- **Exercise**
Your task is to transcribe all of the records exactly and leave out the pictures.

++++++

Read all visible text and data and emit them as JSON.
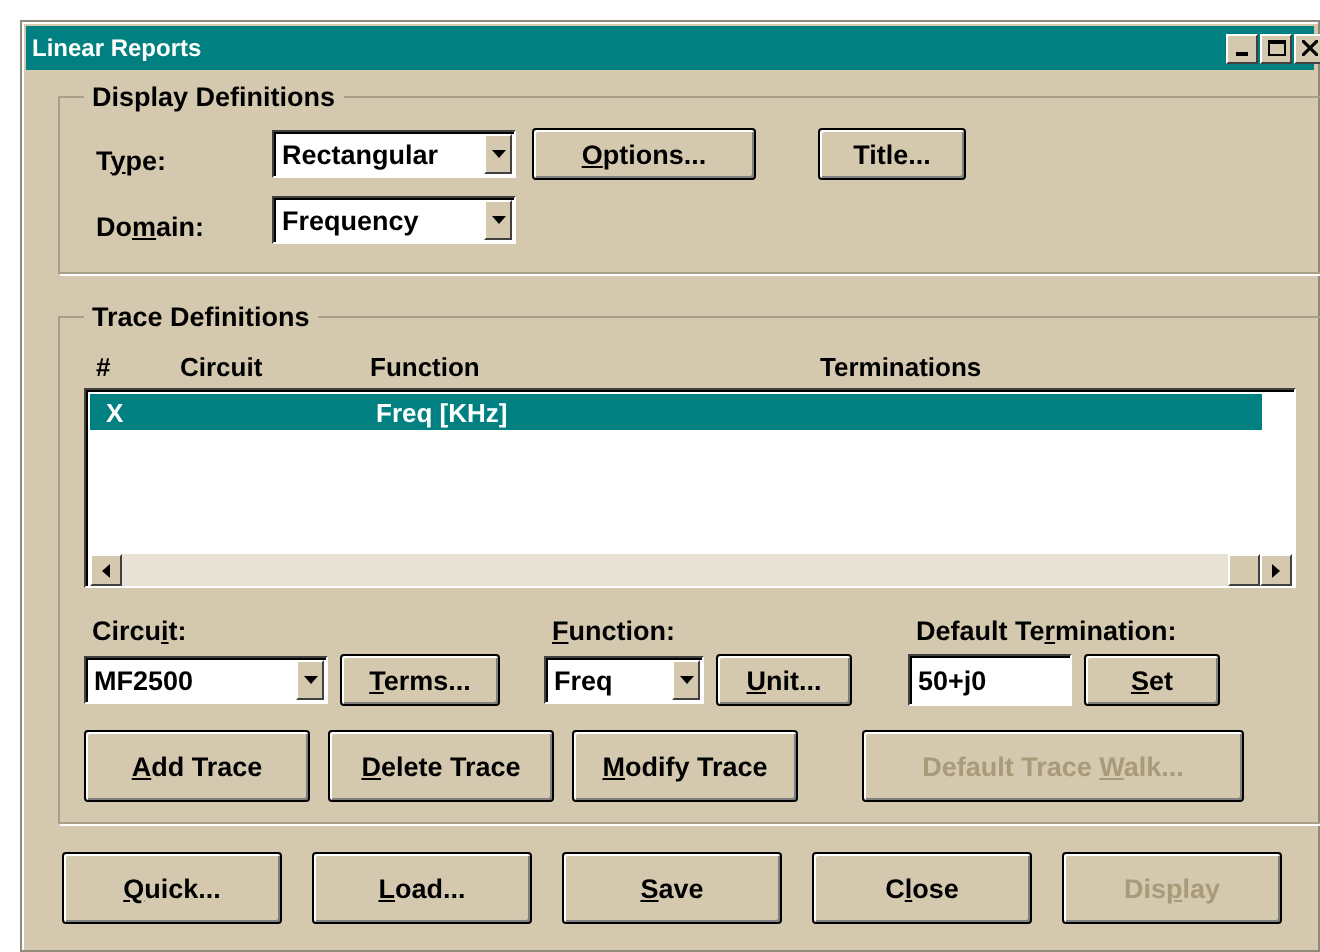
{
  "window": {
    "title": "Linear Reports"
  },
  "display_definitions": {
    "legend": "Display Definitions",
    "type": {
      "label": {
        "pre": "T",
        "key": "y",
        "post": "pe:"
      },
      "value": "Rectangular"
    },
    "domain": {
      "label": {
        "pre": "Do",
        "key": "m",
        "post": "ain:"
      },
      "value": "Frequency"
    },
    "options_button": {
      "label": {
        "key": "O",
        "post": "ptions..."
      },
      "disabled": false
    },
    "title_button": {
      "label": {
        "pre": "Title..."
      },
      "disabled": false
    }
  },
  "trace_definitions": {
    "legend": "Trace Definitions",
    "columns": [
      "#",
      "Circuit",
      "Function",
      "Terminations"
    ],
    "rows": [
      {
        "cells": [
          "X",
          null,
          "Freq [KHz]",
          null
        ],
        "selected": true
      }
    ],
    "circuit": {
      "label": {
        "pre": "Circu",
        "key": "i",
        "post": "t:"
      },
      "value": "MF2500"
    },
    "terms_button": {
      "label": {
        "key": "T",
        "post": "erms..."
      },
      "disabled": false
    },
    "function": {
      "label": {
        "key": "F",
        "post": "unction:"
      },
      "value": "Freq"
    },
    "unit_button": {
      "label": {
        "key": "U",
        "post": "nit..."
      },
      "disabled": false
    },
    "default_termination": {
      "label": {
        "pre": "Default Te",
        "key": "r",
        "post": "mination:"
      },
      "value": "50+j0"
    },
    "set_button": {
      "label": {
        "key": "S",
        "post": "et"
      },
      "disabled": false
    },
    "actions": [
      {
        "label": {
          "key": "A",
          "post": "dd Trace"
        },
        "disabled": false
      },
      {
        "label": {
          "key": "D",
          "post": "elete Trace"
        },
        "disabled": false
      },
      {
        "label": {
          "key": "M",
          "post": "odify Trace"
        },
        "disabled": false
      },
      {
        "label": {
          "pre": "Default Trace ",
          "key": "W",
          "post": "alk..."
        },
        "disabled": true
      }
    ]
  },
  "buttons": [
    {
      "label": {
        "key": "Q",
        "post": "uick..."
      },
      "disabled": false
    },
    {
      "label": {
        "key": "L",
        "post": "oad..."
      },
      "disabled": false
    },
    {
      "label": {
        "key": "S",
        "post": "ave"
      },
      "disabled": false
    },
    {
      "label": {
        "pre": "C",
        "key": "l",
        "post": "ose"
      },
      "disabled": false
    },
    {
      "label": {
        "pre": "Dis",
        "key": "p",
        "post": "lay"
      },
      "disabled": true
    }
  ]
}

++++++

- **Response below**
Read all visible text and data and emit them as JSON.
{
  "window": {
    "title": "Linear Reports"
  },
  "display_definitions": {
    "legend": "Display Definitions",
    "type": {
      "label": {
        "pre": "T",
        "key": "y",
        "post": "pe:"
      },
      "value": "Rectangular"
    },
    "domain": {
      "label": {
        "pre": "Do",
        "key": "m",
        "post": "ain:"
      },
      "value": "Frequency"
    },
    "options_button": {
      "label": {
        "key": "O",
        "post": "ptions..."
      },
      "disabled": false
    },
    "title_button": {
      "label": {
        "pre": "Title..."
      },
      "disabled": false
    }
  },
  "trace_definitions": {
    "legend": "Trace Definitions",
    "columns": [
      "#",
      "Circuit",
      "Function",
      "Terminations"
    ],
    "rows": [
      {
        "cells": [
          "X",
          null,
          "Freq [KHz]",
          null
        ],
        "selected": true
      }
    ],
    "circuit": {
      "label": {
        "pre": "Circu",
        "key": "i",
        "post": "t:"
      },
      "value": "MF2500"
    },
    "terms_button": {
      "label": {
        "key": "T",
        "post": "erms..."
      },
      "disabled": false
    },
    "function": {
      "label": {
        "key": "F",
        "post": "unction:"
      },
      "value": "Freq"
    },
    "unit_button": {
      "label": {
        "key": "U",
        "post": "nit..."
      },
      "disabled": false
    },
    "default_termination": {
      "label": {
        "pre": "Default Te",
        "key": "r",
        "post": "mination:"
      },
      "value": "50+j0"
    },
    "set_button": {
      "label": {
        "key": "S",
        "post": "et"
      },
      "disabled": false
    },
    "actions": [
      {
        "label": {
          "key": "A",
          "post": "dd Trace"
        },
        "disabled": false
      },
      {
        "label": {
          "key": "D",
          "post": "elete Trace"
        },
        "disabled": false
      },
      {
        "label": {
          "key": "M",
          "post": "odify Trace"
        },
        "disabled": false
      },
      {
        "label": {
          "pre": "Default Trace ",
          "key": "W",
          "post": "alk..."
        },
        "disabled": true
      }
    ]
  },
  "buttons": [
    {
      "label": {
        "key": "Q",
        "post": "uick..."
      },
      "disabled": false
    },
    {
      "label": {
        "key": "L",
        "post": "oad..."
      },
      "disabled": false
    },
    {
      "label": {
        "key": "S",
        "post": "ave"
      },
      "disabled": false
    },
    {
      "label": {
        "pre": "C",
        "key": "l",
        "post": "ose"
      },
      "disabled": false
    },
    {
      "label": {
        "pre": "Dis",
        "key": "p",
        "post": "lay"
      },
      "disabled": true
    }
  ]
}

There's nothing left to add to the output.